--- Task statement ---
Restate the whole listing word for word. Pictures are left out.

****

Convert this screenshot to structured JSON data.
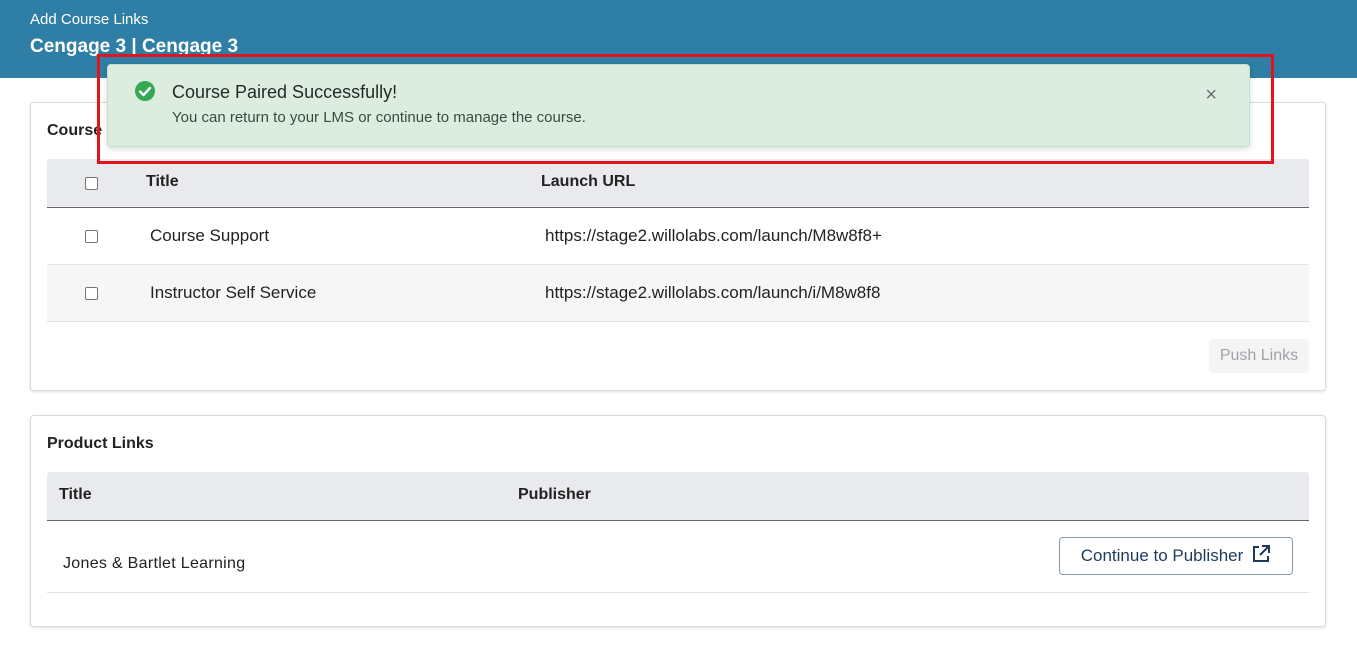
{
  "header": {
    "subtitle": "Add Course Links",
    "title": "Cengage 3 | Cengage 3"
  },
  "course_links": {
    "heading": "Course Links",
    "columns": {
      "title": "Title",
      "launch_url": "Launch URL"
    },
    "rows": [
      {
        "title": "Course Support",
        "url": "https://stage2.willolabs.com/launch/M8w8f8+"
      },
      {
        "title": "Instructor Self Service",
        "url": "https://stage2.willolabs.com/launch/i/M8w8f8"
      }
    ],
    "push_button": "Push Links"
  },
  "product_links": {
    "heading": "Product Links",
    "columns": {
      "title": "Title",
      "publisher": "Publisher"
    },
    "rows": [
      {
        "title": "Jones & Bartlet Learning",
        "button": "Continue to Publisher"
      }
    ]
  },
  "toast": {
    "title": "Course Paired Successfully!",
    "message": "You can return to your LMS or continue to manage the course.",
    "close_symbol": "×",
    "icon": "check-circle-icon",
    "color": "#dcede0"
  },
  "colors": {
    "header": "#2f7ea5",
    "success": "#34a853",
    "highlight": "#e0141b"
  }
}
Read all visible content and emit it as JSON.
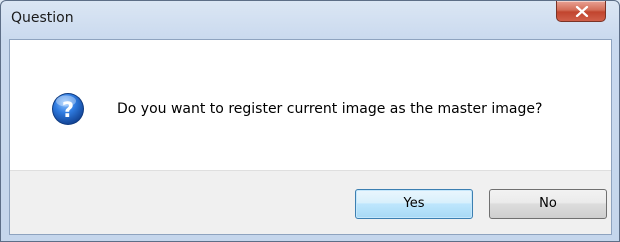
{
  "dialog": {
    "title": "Question",
    "close_icon": "close-x-icon",
    "message": "Do you want to register current image as the master image?",
    "icon": "question-icon",
    "buttons": {
      "yes_label": "Yes",
      "no_label": "No"
    },
    "colors": {
      "close_button": "#c1452e",
      "icon_blue": "#1f5fb8",
      "default_button_border": "#3c7fb1"
    }
  }
}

****

--- Exercise output ---
Convert this screenshot to structured JSON data.
{
  "header": {
    "subtitle": "Add Course Links",
    "title": "Cengage 3 | Cengage 3"
  },
  "course_links": {
    "heading": "Course Links",
    "columns": {
      "title": "Title",
      "launch_url": "Launch URL"
    },
    "rows": [
      {
        "title": "Course Support",
        "url": "https://stage2.willolabs.com/launch/M8w8f8+"
      },
      {
        "title": "Instructor Self Service",
        "url": "https://stage2.willolabs.com/launch/i/M8w8f8"
      }
    ],
    "push_button": "Push Links"
  },
  "product_links": {
    "heading": "Product Links",
    "columns": {
      "title": "Title",
      "publisher": "Publisher"
    },
    "rows": [
      {
        "title": "Jones & Bartlet Learning",
        "button": "Continue to Publisher"
      }
    ]
  },
  "toast": {
    "title": "Course Paired Successfully!",
    "message": "You can return to your LMS or continue to manage the course.",
    "close_symbol": "×",
    "icon": "check-circle-icon",
    "color": "#dcede0"
  },
  "colors": {
    "header": "#2f7ea5",
    "success": "#34a853",
    "highlight": "#e0141b"
  }
}
Read all visible content and emit it as JSON.
{
  "dialog": {
    "title": "Question",
    "close_icon": "close-x-icon",
    "message": "Do you want to register current image as the master image?",
    "icon": "question-icon",
    "buttons": {
      "yes_label": "Yes",
      "no_label": "No"
    },
    "colors": {
      "close_button": "#c1452e",
      "icon_blue": "#1f5fb8",
      "default_button_border": "#3c7fb1"
    }
  }
}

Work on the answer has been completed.